* Material shown
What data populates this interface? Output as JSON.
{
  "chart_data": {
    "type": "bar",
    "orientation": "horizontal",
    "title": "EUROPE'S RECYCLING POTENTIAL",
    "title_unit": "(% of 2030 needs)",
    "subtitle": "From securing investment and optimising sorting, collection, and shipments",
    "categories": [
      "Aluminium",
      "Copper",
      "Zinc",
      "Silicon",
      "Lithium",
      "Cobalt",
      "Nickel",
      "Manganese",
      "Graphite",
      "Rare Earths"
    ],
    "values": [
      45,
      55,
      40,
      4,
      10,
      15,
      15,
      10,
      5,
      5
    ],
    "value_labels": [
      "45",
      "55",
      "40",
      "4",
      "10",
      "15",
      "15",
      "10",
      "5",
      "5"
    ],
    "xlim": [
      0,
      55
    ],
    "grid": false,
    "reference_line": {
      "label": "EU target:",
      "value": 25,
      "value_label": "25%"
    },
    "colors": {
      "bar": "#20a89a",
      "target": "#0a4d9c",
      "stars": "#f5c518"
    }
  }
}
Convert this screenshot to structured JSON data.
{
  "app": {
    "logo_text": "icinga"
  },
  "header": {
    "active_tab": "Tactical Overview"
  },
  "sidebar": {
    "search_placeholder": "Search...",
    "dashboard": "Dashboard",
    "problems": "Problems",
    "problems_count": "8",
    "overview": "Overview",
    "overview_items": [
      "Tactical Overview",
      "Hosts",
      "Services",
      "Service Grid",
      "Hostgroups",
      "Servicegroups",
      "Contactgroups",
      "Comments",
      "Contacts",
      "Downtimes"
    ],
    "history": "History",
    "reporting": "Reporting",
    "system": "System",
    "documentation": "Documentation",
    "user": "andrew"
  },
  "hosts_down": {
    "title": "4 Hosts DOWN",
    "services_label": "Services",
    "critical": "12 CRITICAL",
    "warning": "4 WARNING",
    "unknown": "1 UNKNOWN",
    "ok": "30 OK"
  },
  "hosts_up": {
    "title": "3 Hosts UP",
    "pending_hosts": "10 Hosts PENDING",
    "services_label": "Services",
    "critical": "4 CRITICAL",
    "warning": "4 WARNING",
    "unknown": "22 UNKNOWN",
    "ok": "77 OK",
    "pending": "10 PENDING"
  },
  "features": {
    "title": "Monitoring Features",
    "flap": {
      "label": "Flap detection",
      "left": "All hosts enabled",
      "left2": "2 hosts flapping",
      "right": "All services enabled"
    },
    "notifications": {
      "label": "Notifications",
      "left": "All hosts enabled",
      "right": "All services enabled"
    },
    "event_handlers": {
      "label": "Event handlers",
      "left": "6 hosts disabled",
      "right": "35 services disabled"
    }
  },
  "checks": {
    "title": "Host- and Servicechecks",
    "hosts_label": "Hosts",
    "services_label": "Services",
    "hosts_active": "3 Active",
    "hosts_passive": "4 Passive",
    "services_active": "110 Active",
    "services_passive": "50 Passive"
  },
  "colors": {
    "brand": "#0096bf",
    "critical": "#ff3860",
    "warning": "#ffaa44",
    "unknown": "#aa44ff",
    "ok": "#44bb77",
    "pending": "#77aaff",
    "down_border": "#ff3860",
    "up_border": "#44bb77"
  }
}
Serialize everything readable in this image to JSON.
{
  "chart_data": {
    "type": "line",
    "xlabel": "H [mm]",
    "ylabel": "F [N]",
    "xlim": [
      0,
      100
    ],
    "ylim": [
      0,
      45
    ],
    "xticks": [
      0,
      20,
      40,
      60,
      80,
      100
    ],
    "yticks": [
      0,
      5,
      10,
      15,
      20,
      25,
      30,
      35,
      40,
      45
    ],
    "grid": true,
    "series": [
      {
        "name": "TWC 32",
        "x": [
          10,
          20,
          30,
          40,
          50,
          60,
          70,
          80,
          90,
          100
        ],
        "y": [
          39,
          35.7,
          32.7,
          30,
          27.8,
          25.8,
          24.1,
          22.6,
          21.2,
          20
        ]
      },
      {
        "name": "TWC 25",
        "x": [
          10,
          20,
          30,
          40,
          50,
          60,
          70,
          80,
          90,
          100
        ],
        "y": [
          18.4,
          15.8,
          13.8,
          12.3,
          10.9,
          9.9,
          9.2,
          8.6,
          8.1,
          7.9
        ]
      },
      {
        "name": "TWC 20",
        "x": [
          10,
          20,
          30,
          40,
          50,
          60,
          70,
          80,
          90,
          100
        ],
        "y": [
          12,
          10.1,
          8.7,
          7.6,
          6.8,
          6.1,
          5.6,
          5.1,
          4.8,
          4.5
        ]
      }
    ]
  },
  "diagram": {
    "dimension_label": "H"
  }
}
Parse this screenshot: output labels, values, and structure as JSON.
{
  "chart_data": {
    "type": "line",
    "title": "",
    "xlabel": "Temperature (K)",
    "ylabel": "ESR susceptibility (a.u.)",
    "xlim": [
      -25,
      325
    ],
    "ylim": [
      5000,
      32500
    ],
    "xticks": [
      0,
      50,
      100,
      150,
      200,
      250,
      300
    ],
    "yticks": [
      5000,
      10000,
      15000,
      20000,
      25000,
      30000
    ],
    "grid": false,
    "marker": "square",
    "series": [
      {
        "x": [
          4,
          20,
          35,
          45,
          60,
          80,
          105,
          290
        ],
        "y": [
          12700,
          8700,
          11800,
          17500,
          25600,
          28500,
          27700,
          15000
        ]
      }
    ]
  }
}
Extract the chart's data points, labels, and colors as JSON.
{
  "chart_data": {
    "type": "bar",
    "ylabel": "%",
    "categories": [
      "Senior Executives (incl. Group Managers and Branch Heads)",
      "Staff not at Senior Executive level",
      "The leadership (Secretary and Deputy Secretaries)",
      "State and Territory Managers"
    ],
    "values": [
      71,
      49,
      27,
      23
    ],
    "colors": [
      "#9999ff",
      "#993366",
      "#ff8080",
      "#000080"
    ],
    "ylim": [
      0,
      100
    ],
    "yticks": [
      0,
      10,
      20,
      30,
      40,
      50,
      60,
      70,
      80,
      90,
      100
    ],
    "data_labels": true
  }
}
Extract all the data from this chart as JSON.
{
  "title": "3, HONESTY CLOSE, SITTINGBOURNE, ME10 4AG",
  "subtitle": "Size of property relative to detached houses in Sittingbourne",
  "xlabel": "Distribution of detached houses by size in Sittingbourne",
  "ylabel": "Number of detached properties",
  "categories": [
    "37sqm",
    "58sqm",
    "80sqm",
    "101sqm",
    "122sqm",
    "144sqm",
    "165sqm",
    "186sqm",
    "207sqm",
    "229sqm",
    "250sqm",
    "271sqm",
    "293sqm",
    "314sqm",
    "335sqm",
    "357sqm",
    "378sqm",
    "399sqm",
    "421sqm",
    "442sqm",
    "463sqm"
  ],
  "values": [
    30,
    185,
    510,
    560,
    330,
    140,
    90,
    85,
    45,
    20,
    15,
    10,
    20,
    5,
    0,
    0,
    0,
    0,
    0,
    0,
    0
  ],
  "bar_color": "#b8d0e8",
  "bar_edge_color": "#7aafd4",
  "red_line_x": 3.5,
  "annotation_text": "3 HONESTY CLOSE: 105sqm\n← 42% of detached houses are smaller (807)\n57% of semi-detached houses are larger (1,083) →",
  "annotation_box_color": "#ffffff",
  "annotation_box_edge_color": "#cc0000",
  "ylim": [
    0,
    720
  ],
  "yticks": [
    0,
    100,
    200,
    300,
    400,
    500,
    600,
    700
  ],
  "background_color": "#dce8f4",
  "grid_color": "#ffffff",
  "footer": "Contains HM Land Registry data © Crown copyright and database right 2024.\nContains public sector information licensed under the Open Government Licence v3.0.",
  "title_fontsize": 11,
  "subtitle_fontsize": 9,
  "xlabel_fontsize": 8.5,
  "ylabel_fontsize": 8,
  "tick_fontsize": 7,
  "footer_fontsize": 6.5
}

* Work required
Type out the material again exactly as presented.

* The solution
What data populates this interface? Output as JSON.
{
  "chart_data": {
    "type": "bar",
    "orientation": "horizontal",
    "title": "EUROPE'S RECYCLING POTENTIAL",
    "title_unit": "(% of 2030 needs)",
    "subtitle": "From securing investment and optimising sorting, collection, and shipments",
    "categories": [
      "Aluminium",
      "Copper",
      "Zinc",
      "Silicon",
      "Lithium",
      "Cobalt",
      "Nickel",
      "Manganese",
      "Graphite",
      "Rare Earths"
    ],
    "values": [
      45,
      55,
      40,
      4,
      10,
      15,
      15,
      10,
      5,
      5
    ],
    "value_labels": [
      "45",
      "55",
      "40",
      "4",
      "10",
      "15",
      "15",
      "10",
      "5",
      "5"
    ],
    "xlim": [
      0,
      55
    ],
    "grid": false,
    "reference_line": {
      "label": "EU target:",
      "value": 25,
      "value_label": "25%"
    },
    "colors": {
      "bar": "#20a89a",
      "target": "#0a4d9c",
      "stars": "#f5c518"
    }
  }
}
Convert this screenshot to structured JSON data.
{
  "app": {
    "logo_text": "icinga"
  },
  "header": {
    "active_tab": "Tactical Overview"
  },
  "sidebar": {
    "search_placeholder": "Search...",
    "dashboard": "Dashboard",
    "problems": "Problems",
    "problems_count": "8",
    "overview": "Overview",
    "overview_items": [
      "Tactical Overview",
      "Hosts",
      "Services",
      "Service Grid",
      "Hostgroups",
      "Servicegroups",
      "Contactgroups",
      "Comments",
      "Contacts",
      "Downtimes"
    ],
    "history": "History",
    "reporting": "Reporting",
    "system": "System",
    "documentation": "Documentation",
    "user": "andrew"
  },
  "hosts_down": {
    "title": "4 Hosts DOWN",
    "services_label": "Services",
    "critical": "12 CRITICAL",
    "warning": "4 WARNING",
    "unknown": "1 UNKNOWN",
    "ok": "30 OK"
  },
  "hosts_up": {
    "title": "3 Hosts UP",
    "pending_hosts": "10 Hosts PENDING",
    "services_label": "Services",
    "critical": "4 CRITICAL",
    "warning": "4 WARNING",
    "unknown": "22 UNKNOWN",
    "ok": "77 OK",
    "pending": "10 PENDING"
  },
  "features": {
    "title": "Monitoring Features",
    "flap": {
      "label": "Flap detection",
      "left": "All hosts enabled",
      "left2": "2 hosts flapping",
      "right": "All services enabled"
    },
    "notifications": {
      "label": "Notifications",
      "left": "All hosts enabled",
      "right": "All services enabled"
    },
    "event_handlers": {
      "label": "Event handlers",
      "left": "6 hosts disabled",
      "right": "35 services disabled"
    }
  },
  "checks": {
    "title": "Host- and Servicechecks",
    "hosts_label": "Hosts",
    "services_label": "Services",
    "hosts_active": "3 Active",
    "hosts_passive": "4 Passive",
    "services_active": "110 Active",
    "services_passive": "50 Passive"
  },
  "colors": {
    "brand": "#0096bf",
    "critical": "#ff3860",
    "warning": "#ffaa44",
    "unknown": "#aa44ff",
    "ok": "#44bb77",
    "pending": "#77aaff",
    "down_border": "#ff3860",
    "up_border": "#44bb77"
  }
}
Serialize everything readable in this image to JSON.
{
  "chart_data": {
    "type": "line",
    "xlabel": "H [mm]",
    "ylabel": "F [N]",
    "xlim": [
      0,
      100
    ],
    "ylim": [
      0,
      45
    ],
    "xticks": [
      0,
      20,
      40,
      60,
      80,
      100
    ],
    "yticks": [
      0,
      5,
      10,
      15,
      20,
      25,
      30,
      35,
      40,
      45
    ],
    "grid": true,
    "series": [
      {
        "name": "TWC 32",
        "x": [
          10,
          20,
          30,
          40,
          50,
          60,
          70,
          80,
          90,
          100
        ],
        "y": [
          39,
          35.7,
          32.7,
          30,
          27.8,
          25.8,
          24.1,
          22.6,
          21.2,
          20
        ]
      },
      {
        "name": "TWC 25",
        "x": [
          10,
          20,
          30,
          40,
          50,
          60,
          70,
          80,
          90,
          100
        ],
        "y": [
          18.4,
          15.8,
          13.8,
          12.3,
          10.9,
          9.9,
          9.2,
          8.6,
          8.1,
          7.9
        ]
      },
      {
        "name": "TWC 20",
        "x": [
          10,
          20,
          30,
          40,
          50,
          60,
          70,
          80,
          90,
          100
        ],
        "y": [
          12,
          10.1,
          8.7,
          7.6,
          6.8,
          6.1,
          5.6,
          5.1,
          4.8,
          4.5
        ]
      }
    ]
  },
  "diagram": {
    "dimension_label": "H"
  }
}
Parse this screenshot: output labels, values, and structure as JSON.
{
  "chart_data": {
    "type": "line",
    "title": "",
    "xlabel": "Temperature (K)",
    "ylabel": "ESR susceptibility (a.u.)",
    "xlim": [
      -25,
      325
    ],
    "ylim": [
      5000,
      32500
    ],
    "xticks": [
      0,
      50,
      100,
      150,
      200,
      250,
      300
    ],
    "yticks": [
      5000,
      10000,
      15000,
      20000,
      25000,
      30000
    ],
    "grid": false,
    "marker": "square",
    "series": [
      {
        "x": [
          4,
          20,
          35,
          45,
          60,
          80,
          105,
          290
        ],
        "y": [
          12700,
          8700,
          11800,
          17500,
          25600,
          28500,
          27700,
          15000
        ]
      }
    ]
  }
}
Extract the chart's data points, labels, and colors as JSON.
{
  "chart_data": {
    "type": "bar",
    "ylabel": "%",
    "categories": [
      "Senior Executives (incl. Group Managers and Branch Heads)",
      "Staff not at Senior Executive level",
      "The leadership (Secretary and Deputy Secretaries)",
      "State and Territory Managers"
    ],
    "values": [
      71,
      49,
      27,
      23
    ],
    "colors": [
      "#9999ff",
      "#993366",
      "#ff8080",
      "#000080"
    ],
    "ylim": [
      0,
      100
    ],
    "yticks": [
      0,
      10,
      20,
      30,
      40,
      50,
      60,
      70,
      80,
      90,
      100
    ],
    "data_labels": true
  }
}
Extract all the data from this chart as JSON.
{
  "title": "3, HONESTY CLOSE, SITTINGBOURNE, ME10 4AG",
  "subtitle": "Size of property relative to detached houses in Sittingbourne",
  "xlabel": "Distribution of detached houses by size in Sittingbourne",
  "ylabel": "Number of detached properties",
  "categories": [
    "37sqm",
    "58sqm",
    "80sqm",
    "101sqm",
    "122sqm",
    "144sqm",
    "165sqm",
    "186sqm",
    "207sqm",
    "229sqm",
    "250sqm",
    "271sqm",
    "293sqm",
    "314sqm",
    "335sqm",
    "357sqm",
    "378sqm",
    "399sqm",
    "421sqm",
    "442sqm",
    "463sqm"
  ],
  "values": [
    30,
    185,
    510,
    560,
    330,
    140,
    90,
    85,
    45,
    20,
    15,
    10,
    20,
    5,
    0,
    0,
    0,
    0,
    0,
    0,
    0
  ],
  "bar_color": "#b8d0e8",
  "bar_edge_color": "#7aafd4",
  "red_line_x": 3.5,
  "annotation_text": "3 HONESTY CLOSE: 105sqm\n← 42% of detached houses are smaller (807)\n57% of semi-detached houses are larger (1,083) →",
  "annotation_box_color": "#ffffff",
  "annotation_box_edge_color": "#cc0000",
  "ylim": [
    0,
    720
  ],
  "yticks": [
    0,
    100,
    200,
    300,
    400,
    500,
    600,
    700
  ],
  "background_color": "#dce8f4",
  "grid_color": "#ffffff",
  "footer": "Contains HM Land Registry data © Crown copyright and database right 2024.\nContains public sector information licensed under the Open Government Licence v3.0.",
  "title_fontsize": 11,
  "subtitle_fontsize": 9,
  "xlabel_fontsize": 8.5,
  "ylabel_fontsize": 8,
  "tick_fontsize": 7,
  "footer_fontsize": 6.5
}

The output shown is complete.